PROBLEMS TO SOLVE:
(a) In the excerpt about the sick son, copy the passage that begins with the words containing "But still the" and ends with "shall we do?".
(b) In the excerpt about the sick son, who comes to measure a coffin?

— BEGIN SELECTED EXCERPT —

Rewarded by the tsar,
he's a rich gentleman now,

a husband and a father.
Lives in the castle.

Blessed, caressed
and couldn't be better,

until one day,

because fate is fickle,

one day,
because fortune is cruel,

his son falls
into a terrible fever.

He's worse.

And they calls for quacks
and apothecaries and healers,

and soon the boy's room
is full with grey beards

and shaking of heads.

But still the fever rages

and the boy passes
into a swoon.

And, oh, dear, the grey beards
are replaced by priests,

mumbling and praying.

And a man in black
comes to measure a coffin.

Oh, what shall we do?

My lips are sore
with praying

and my knees
are weary of kneeling.

And I have lost
my whistle from worrying.

It's the very devil, I say.

The very devil.

Now where the devil's
that devil of mine?

I'm here,
your excellency.

Where've you
sprung from?

Not so much sprung,
as hopped, sir.

You have my foot.

Cure my son
and you can have it back.

This is my good wife,
by the way,
and this is my devil.

Mmm, how do you do?

How do you do?

Yes, I saw
your son was ill.

Let me have a look at him.

[Mumbling]

Look in here,
your excellency.

[Soldier]
I see a small creature.

— END SELECTED EXCERPT —
— BEGIN PROVIDED MATERIAL —

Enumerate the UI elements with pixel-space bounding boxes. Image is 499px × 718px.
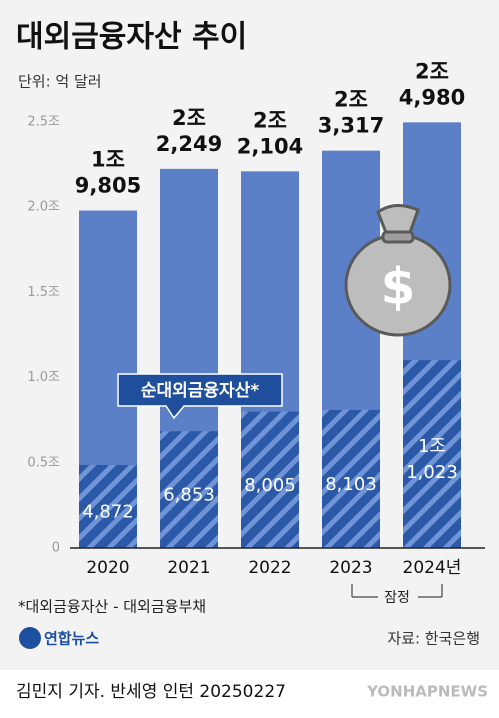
net-bar (79, 464, 137, 548)
value-label: 2조 (415, 59, 449, 83)
x-tick-label: 2020 (86, 558, 129, 578)
watermark: YONHAPNEWS (366, 683, 488, 701)
value-label: 2,104 (237, 134, 303, 158)
value-label: 2조 (172, 106, 206, 130)
bracket-label: 잠정 (384, 590, 410, 606)
source: 자료: 한국은행 (387, 630, 480, 648)
x-tick-label: 2023 (329, 558, 372, 578)
y-tick-label: 1.5조 (27, 285, 60, 300)
value-label: 3,317 (318, 114, 384, 138)
footnote: *대외금융자산 - 대외금융부채 (18, 598, 206, 616)
net-value-label: 1조 (418, 436, 446, 457)
net-bar (322, 409, 380, 548)
chart-title: 대외금융자산 추이 (16, 20, 247, 55)
net-value-label: 4,872 (82, 501, 134, 522)
money-bag-icon: $ (344, 204, 452, 337)
net-value-label: 8,103 (325, 474, 377, 495)
net-value-label: 6,853 (163, 485, 215, 506)
logo-icon (19, 627, 41, 649)
svg-text:$: $ (381, 258, 416, 316)
value-label: 2조 (253, 108, 287, 132)
value-label: 2조 (334, 88, 368, 112)
net-value-label: 8,005 (244, 475, 296, 496)
value-label: 1조 (91, 148, 125, 172)
y-tick-label: 0 (52, 541, 60, 556)
net-bar (403, 360, 461, 548)
y-tick-label: 2.0조 (27, 200, 60, 215)
value-label: 2,249 (156, 132, 222, 156)
unit-label: 단위: 억 달러 (18, 73, 102, 91)
y-tick-label: 2.5조 (27, 115, 60, 130)
plot: 00.5조1.0조1.5조2.0조2.5조1조9,8054,87220202조2… (27, 59, 485, 578)
x-tick-label: 2024년 (403, 558, 462, 578)
legend-label: 순대외금융자산* (141, 381, 259, 401)
y-tick-label: 0.5조 (27, 455, 60, 470)
x-tick-label: 2021 (167, 558, 210, 578)
logo: 연합뉴스 (44, 630, 99, 648)
value-label: 9,805 (75, 174, 141, 198)
net-value-label: 1,023 (406, 462, 458, 483)
net-bar (241, 411, 299, 548)
credit: 김민지 기자. 반세영 인턴 20250227 (16, 682, 286, 702)
net-bar (160, 431, 218, 548)
callout-box (117, 373, 283, 420)
y-tick-label: 1.0조 (27, 370, 60, 385)
value-label: 4,980 (399, 85, 465, 109)
x-tick-label: 2022 (248, 558, 291, 578)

— END PROVIDED MATERIAL —

PROBLEM SOLUTIONS:
(a)
But still the fever rages

and the boy passes
into a swoon.

And, oh, dear, the grey beards
are replaced by priests,

mumbling and praying.

And a man in black
comes to measure a coffin.

Oh, what shall we do?

(b) A man in black.